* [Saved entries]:
┏━━

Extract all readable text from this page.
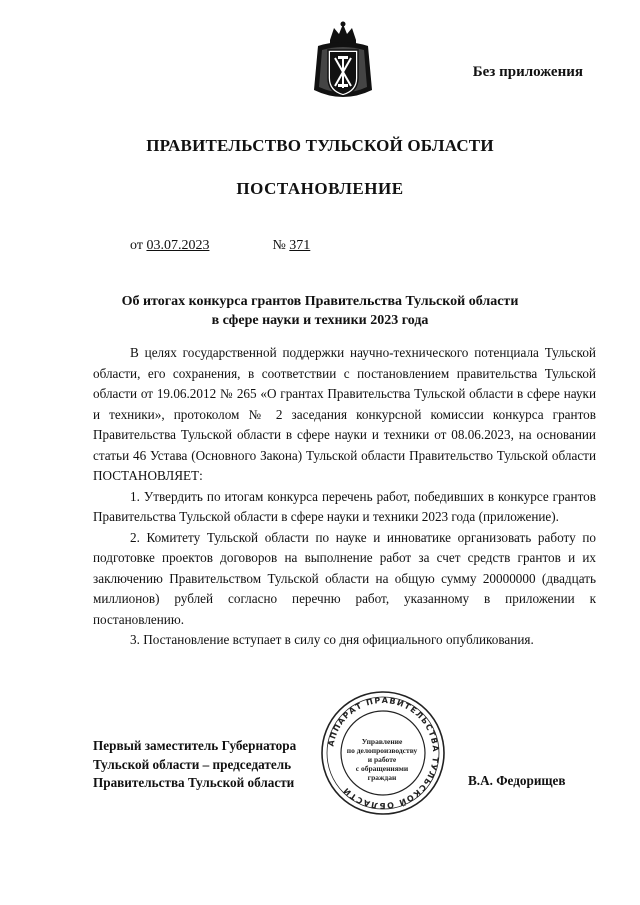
Без приложения
ПРАВИТЕЛЬСТВО ТУЛЬСКОЙ ОБЛАСТИ
ПОСТАНОВЛЕНИЕ
от 03.07.2023	№ 371
Об итогах конкурса грантов Правительства Тульской области
в сфере науки и техники 2023 года

В целях государственной поддержки научно-технического потенциала Тульской области, его сохранения, в соответствии с постановлением правительства Тульской области от 19.06.2012 № 265 «О грантах Правительства Тульской области в сфере науки и техники», протоколом № 2 заседания конкурсной комиссии конкурса грантов Правительства Тульской области в сфере науки и техники от 08.06.2023, на основании статьи 46 Устава (Основного Закона) Тульской области Правительство Тульской области ПОСТАНОВЛЯЕТ:

1. Утвердить по итогам конкурса перечень работ, победивших в конкурсе грантов Правительства Тульской области в сфере науки и техники 2023 года (приложение).

2. Комитету Тульской области по науке и инноватике организовать работу по подготовке проектов договоров на выполнение работ за счет средств грантов и их заключению Правительством Тульской области на общую сумму 20000000 (двадцать миллионов) рублей согласно перечню работ, указанному в приложении к постановлению.

3. Постановление вступает в силу со дня официального опубликования.

Первый заместитель Губернатора
Тульской области – председатель
Правительства Тульской области
АППАРАТ ПРАВИТЕЛЬСТВА ТУЛЬСКОЙ ОБЛАСТИ
Управление
по делопроизводству
и работе
с обращениями
граждан	В.А. Федорищев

┗━━

* [WHAT YOU WILL DO]:
How many of the lines in the listing above hold the word "науки"? Report only that figure.

* [SOLUTION TO THE PROBLEM]:
3